Written exercise: Transcribe the material word for word, but without the images.

[Extracted records]
◇ ◇ ◇ ◇ ◇ ◇ ◇
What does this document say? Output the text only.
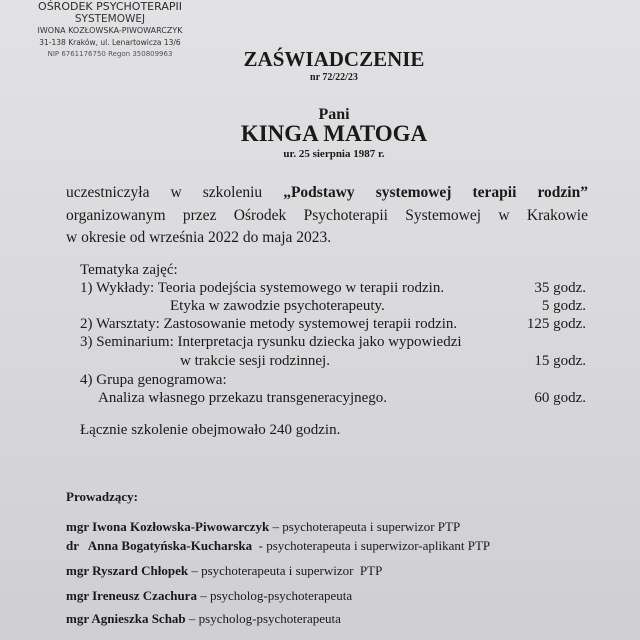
OŚRODEK PSYCHOTERAPII
SYSTEMOWEJ
IWONA KOZŁOWSKA-PIWOWARCZYK
31-138 Kraków, ul. Lenartowicza 13/6
NIP 6761176750 Regon 350809963	ZAŚWIADCZENIE
nr 72/22/23
Pani
KINGA MATOGA
ur. 25 sierpnia 1987 r.
uczestniczyła w szkoleniu „Podstawy systemowej terapii rodzin”
organizowanym przez Ośrodek Psychoterapii Systemowej w Krakowie
w okresie od września 2022 do maja 2023.
Tematyka zajęć:
1) Wykłady: Teoria podejścia systemowego w terapii rodzin.	35 godz.
Etyka w zawodzie psychoterapeuty.	5 godz.
2) Warsztaty: Zastosowanie metody systemowej terapii rodzin.	125 godz.
3) Seminarium: Interpretacja rysunku dziecka jako wypowiedzi
w trakcie sesji rodzinnej.	15 godz.
4) Grupa genogramowa:
Analiza własnego przekazu transgeneracyjnego.	60 godz.
Łącznie szkolenie obejmowało 240 godzin.
Prowadzący:
mgr Iwona Kozłowska-Piwowarczyk – psychoterapeuta i superwizor PTP
dr   Anna Bogatyńska-Kucharska  - psychoterapeuta i superwizor-aplikant PTP
mgr Ryszard Chłopek – psychoterapeuta i superwizor  PTP
mgr Ireneusz Czachura – psycholog-psychoterapeuta
mgr Agnieszka Schab – psycholog-psychoterapeuta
◇ ◇ ◇ ◇ ◇ ◇ ◇
Response:
What does this document say? Output the text only.
OŚRODEK PSYCHOTERAPII
SYSTEMOWEJ
IWONA KOZŁOWSKA-PIWOWARCZYK
31-138 Kraków, ul. Lenartowicza 13/6
NIP 6761176750 Regon 350809963	ZAŚWIADCZENIE
nr 72/22/23
Pani
KINGA MATOGA
ur. 25 sierpnia 1987 r.
uczestniczyła w szkoleniu „Podstawy systemowej terapii rodzin”
organizowanym przez Ośrodek Psychoterapii Systemowej w Krakowie
w okresie od września 2022 do maja 2023.
Tematyka zajęć:
1) Wykłady: Teoria podejścia systemowego w terapii rodzin.	35 godz.
Etyka w zawodzie psychoterapeuty.	5 godz.
2) Warsztaty: Zastosowanie metody systemowej terapii rodzin.	125 godz.
3) Seminarium: Interpretacja rysunku dziecka jako wypowiedzi
w trakcie sesji rodzinnej.	15 godz.
4) Grupa genogramowa:
Analiza własnego przekazu transgeneracyjnego.	60 godz.
Łącznie szkolenie obejmowało 240 godzin.
Prowadzący:
mgr Iwona Kozłowska-Piwowarczyk – psychoterapeuta i superwizor PTP
dr   Anna Bogatyńska-Kucharska  - psychoterapeuta i superwizor-aplikant PTP
mgr Ryszard Chłopek – psychoterapeuta i superwizor  PTP
mgr Ireneusz Czachura – psycholog-psychoterapeuta
mgr Agnieszka Schab – psycholog-psychoterapeuta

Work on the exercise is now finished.